## Exercise instructions:
The entries below are to be written out again without alteration.
⁂
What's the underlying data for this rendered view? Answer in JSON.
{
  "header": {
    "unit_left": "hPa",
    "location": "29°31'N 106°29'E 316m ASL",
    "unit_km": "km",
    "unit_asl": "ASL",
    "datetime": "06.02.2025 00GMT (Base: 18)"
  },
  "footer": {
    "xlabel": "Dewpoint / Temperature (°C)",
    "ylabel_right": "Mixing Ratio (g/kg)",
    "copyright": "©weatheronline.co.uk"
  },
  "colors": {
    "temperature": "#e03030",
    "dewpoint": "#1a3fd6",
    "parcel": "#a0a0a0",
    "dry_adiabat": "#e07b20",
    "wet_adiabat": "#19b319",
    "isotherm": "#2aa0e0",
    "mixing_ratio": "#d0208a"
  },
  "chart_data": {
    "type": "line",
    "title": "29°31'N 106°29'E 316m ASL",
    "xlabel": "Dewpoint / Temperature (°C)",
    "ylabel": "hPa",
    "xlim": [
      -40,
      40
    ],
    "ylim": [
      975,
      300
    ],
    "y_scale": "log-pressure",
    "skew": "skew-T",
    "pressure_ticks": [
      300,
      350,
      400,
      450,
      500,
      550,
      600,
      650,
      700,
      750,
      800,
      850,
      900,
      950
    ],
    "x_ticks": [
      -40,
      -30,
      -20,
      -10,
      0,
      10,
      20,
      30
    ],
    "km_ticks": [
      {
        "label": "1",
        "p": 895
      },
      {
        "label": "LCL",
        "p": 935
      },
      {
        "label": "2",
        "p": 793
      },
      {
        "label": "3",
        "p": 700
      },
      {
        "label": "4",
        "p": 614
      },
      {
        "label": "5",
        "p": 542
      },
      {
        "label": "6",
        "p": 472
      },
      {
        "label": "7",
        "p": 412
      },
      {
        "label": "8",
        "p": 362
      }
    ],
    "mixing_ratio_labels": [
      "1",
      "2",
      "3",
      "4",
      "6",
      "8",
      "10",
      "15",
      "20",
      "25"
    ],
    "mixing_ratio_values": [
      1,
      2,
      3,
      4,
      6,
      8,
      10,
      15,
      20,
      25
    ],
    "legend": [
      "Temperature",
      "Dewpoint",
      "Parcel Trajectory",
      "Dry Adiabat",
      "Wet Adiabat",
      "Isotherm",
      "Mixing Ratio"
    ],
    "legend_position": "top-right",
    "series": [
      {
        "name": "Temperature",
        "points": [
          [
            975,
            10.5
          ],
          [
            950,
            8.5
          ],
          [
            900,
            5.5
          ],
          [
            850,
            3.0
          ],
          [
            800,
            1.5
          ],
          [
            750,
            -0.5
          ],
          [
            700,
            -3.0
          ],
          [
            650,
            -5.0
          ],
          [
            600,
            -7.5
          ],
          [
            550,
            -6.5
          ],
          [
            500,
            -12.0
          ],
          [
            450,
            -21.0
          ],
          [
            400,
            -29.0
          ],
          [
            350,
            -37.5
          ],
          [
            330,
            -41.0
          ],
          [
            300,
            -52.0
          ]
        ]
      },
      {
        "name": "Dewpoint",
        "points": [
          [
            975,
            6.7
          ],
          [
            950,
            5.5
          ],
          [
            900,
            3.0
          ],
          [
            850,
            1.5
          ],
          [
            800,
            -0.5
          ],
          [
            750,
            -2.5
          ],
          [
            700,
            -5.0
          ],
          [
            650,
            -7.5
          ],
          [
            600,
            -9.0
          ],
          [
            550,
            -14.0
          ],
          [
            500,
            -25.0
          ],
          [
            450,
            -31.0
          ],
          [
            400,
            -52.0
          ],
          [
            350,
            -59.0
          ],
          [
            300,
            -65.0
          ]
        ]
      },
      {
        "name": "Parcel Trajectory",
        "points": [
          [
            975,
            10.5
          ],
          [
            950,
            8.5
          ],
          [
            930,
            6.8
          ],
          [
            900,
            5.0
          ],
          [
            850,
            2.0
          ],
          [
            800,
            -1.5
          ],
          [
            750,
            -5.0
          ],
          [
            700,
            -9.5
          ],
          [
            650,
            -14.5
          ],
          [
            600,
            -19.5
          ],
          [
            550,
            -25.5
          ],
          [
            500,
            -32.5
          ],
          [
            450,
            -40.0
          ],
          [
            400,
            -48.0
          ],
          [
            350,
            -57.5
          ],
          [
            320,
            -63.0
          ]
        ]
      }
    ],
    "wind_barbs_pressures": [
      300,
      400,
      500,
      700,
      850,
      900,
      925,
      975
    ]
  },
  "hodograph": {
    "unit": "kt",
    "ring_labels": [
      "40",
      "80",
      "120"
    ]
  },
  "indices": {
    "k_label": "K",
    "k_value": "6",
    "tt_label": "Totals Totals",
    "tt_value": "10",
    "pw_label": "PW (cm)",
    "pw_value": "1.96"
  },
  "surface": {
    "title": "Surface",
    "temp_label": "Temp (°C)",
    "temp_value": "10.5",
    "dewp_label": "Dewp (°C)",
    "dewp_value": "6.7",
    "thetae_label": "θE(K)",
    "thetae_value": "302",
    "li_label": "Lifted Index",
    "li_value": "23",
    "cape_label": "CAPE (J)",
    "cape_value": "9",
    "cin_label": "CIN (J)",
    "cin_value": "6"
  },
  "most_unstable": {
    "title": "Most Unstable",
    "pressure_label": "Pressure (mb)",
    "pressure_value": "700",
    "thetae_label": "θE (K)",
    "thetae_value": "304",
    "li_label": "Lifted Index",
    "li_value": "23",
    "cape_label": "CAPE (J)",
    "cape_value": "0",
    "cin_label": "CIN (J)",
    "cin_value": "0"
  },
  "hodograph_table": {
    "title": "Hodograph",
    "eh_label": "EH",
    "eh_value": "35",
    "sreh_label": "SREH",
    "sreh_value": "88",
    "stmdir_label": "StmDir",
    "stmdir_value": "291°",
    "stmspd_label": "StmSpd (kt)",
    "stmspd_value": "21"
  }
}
⁂
## Task result:
What's the underlying data for this rendered view? Answer in JSON.
{
  "header": {
    "unit_left": "hPa",
    "location": "29°31'N 106°29'E 316m ASL",
    "unit_km": "km",
    "unit_asl": "ASL",
    "datetime": "06.02.2025 00GMT (Base: 18)"
  },
  "footer": {
    "xlabel": "Dewpoint / Temperature (°C)",
    "ylabel_right": "Mixing Ratio (g/kg)",
    "copyright": "©weatheronline.co.uk"
  },
  "colors": {
    "temperature": "#e03030",
    "dewpoint": "#1a3fd6",
    "parcel": "#a0a0a0",
    "dry_adiabat": "#e07b20",
    "wet_adiabat": "#19b319",
    "isotherm": "#2aa0e0",
    "mixing_ratio": "#d0208a"
  },
  "chart_data": {
    "type": "line",
    "title": "29°31'N 106°29'E 316m ASL",
    "xlabel": "Dewpoint / Temperature (°C)",
    "ylabel": "hPa",
    "xlim": [
      -40,
      40
    ],
    "ylim": [
      975,
      300
    ],
    "y_scale": "log-pressure",
    "skew": "skew-T",
    "pressure_ticks": [
      300,
      350,
      400,
      450,
      500,
      550,
      600,
      650,
      700,
      750,
      800,
      850,
      900,
      950
    ],
    "x_ticks": [
      -40,
      -30,
      -20,
      -10,
      0,
      10,
      20,
      30
    ],
    "km_ticks": [
      {
        "label": "1",
        "p": 895
      },
      {
        "label": "LCL",
        "p": 935
      },
      {
        "label": "2",
        "p": 793
      },
      {
        "label": "3",
        "p": 700
      },
      {
        "label": "4",
        "p": 614
      },
      {
        "label": "5",
        "p": 542
      },
      {
        "label": "6",
        "p": 472
      },
      {
        "label": "7",
        "p": 412
      },
      {
        "label": "8",
        "p": 362
      }
    ],
    "mixing_ratio_labels": [
      "1",
      "2",
      "3",
      "4",
      "6",
      "8",
      "10",
      "15",
      "20",
      "25"
    ],
    "mixing_ratio_values": [
      1,
      2,
      3,
      4,
      6,
      8,
      10,
      15,
      20,
      25
    ],
    "legend": [
      "Temperature",
      "Dewpoint",
      "Parcel Trajectory",
      "Dry Adiabat",
      "Wet Adiabat",
      "Isotherm",
      "Mixing Ratio"
    ],
    "legend_position": "top-right",
    "series": [
      {
        "name": "Temperature",
        "points": [
          [
            975,
            10.5
          ],
          [
            950,
            8.5
          ],
          [
            900,
            5.5
          ],
          [
            850,
            3.0
          ],
          [
            800,
            1.5
          ],
          [
            750,
            -0.5
          ],
          [
            700,
            -3.0
          ],
          [
            650,
            -5.0
          ],
          [
            600,
            -7.5
          ],
          [
            550,
            -6.5
          ],
          [
            500,
            -12.0
          ],
          [
            450,
            -21.0
          ],
          [
            400,
            -29.0
          ],
          [
            350,
            -37.5
          ],
          [
            330,
            -41.0
          ],
          [
            300,
            -52.0
          ]
        ]
      },
      {
        "name": "Dewpoint",
        "points": [
          [
            975,
            6.7
          ],
          [
            950,
            5.5
          ],
          [
            900,
            3.0
          ],
          [
            850,
            1.5
          ],
          [
            800,
            -0.5
          ],
          [
            750,
            -2.5
          ],
          [
            700,
            -5.0
          ],
          [
            650,
            -7.5
          ],
          [
            600,
            -9.0
          ],
          [
            550,
            -14.0
          ],
          [
            500,
            -25.0
          ],
          [
            450,
            -31.0
          ],
          [
            400,
            -52.0
          ],
          [
            350,
            -59.0
          ],
          [
            300,
            -65.0
          ]
        ]
      },
      {
        "name": "Parcel Trajectory",
        "points": [
          [
            975,
            10.5
          ],
          [
            950,
            8.5
          ],
          [
            930,
            6.8
          ],
          [
            900,
            5.0
          ],
          [
            850,
            2.0
          ],
          [
            800,
            -1.5
          ],
          [
            750,
            -5.0
          ],
          [
            700,
            -9.5
          ],
          [
            650,
            -14.5
          ],
          [
            600,
            -19.5
          ],
          [
            550,
            -25.5
          ],
          [
            500,
            -32.5
          ],
          [
            450,
            -40.0
          ],
          [
            400,
            -48.0
          ],
          [
            350,
            -57.5
          ],
          [
            320,
            -63.0
          ]
        ]
      }
    ],
    "wind_barbs_pressures": [
      300,
      400,
      500,
      700,
      850,
      900,
      925,
      975
    ]
  },
  "hodograph": {
    "unit": "kt",
    "ring_labels": [
      "40",
      "80",
      "120"
    ]
  },
  "indices": {
    "k_label": "K",
    "k_value": "6",
    "tt_label": "Totals Totals",
    "tt_value": "10",
    "pw_label": "PW (cm)",
    "pw_value": "1.96"
  },
  "surface": {
    "title": "Surface",
    "temp_label": "Temp (°C)",
    "temp_value": "10.5",
    "dewp_label": "Dewp (°C)",
    "dewp_value": "6.7",
    "thetae_label": "θE(K)",
    "thetae_value": "302",
    "li_label": "Lifted Index",
    "li_value": "23",
    "cape_label": "CAPE (J)",
    "cape_value": "9",
    "cin_label": "CIN (J)",
    "cin_value": "6"
  },
  "most_unstable": {
    "title": "Most Unstable",
    "pressure_label": "Pressure (mb)",
    "pressure_value": "700",
    "thetae_label": "θE (K)",
    "thetae_value": "304",
    "li_label": "Lifted Index",
    "li_value": "23",
    "cape_label": "CAPE (J)",
    "cape_value": "0",
    "cin_label": "CIN (J)",
    "cin_value": "0"
  },
  "hodograph_table": {
    "title": "Hodograph",
    "eh_label": "EH",
    "eh_value": "35",
    "sreh_label": "SREH",
    "sreh_value": "88",
    "stmdir_label": "StmDir",
    "stmdir_value": "291°",
    "stmspd_label": "StmSpd (kt)",
    "stmspd_value": "21"
  }
}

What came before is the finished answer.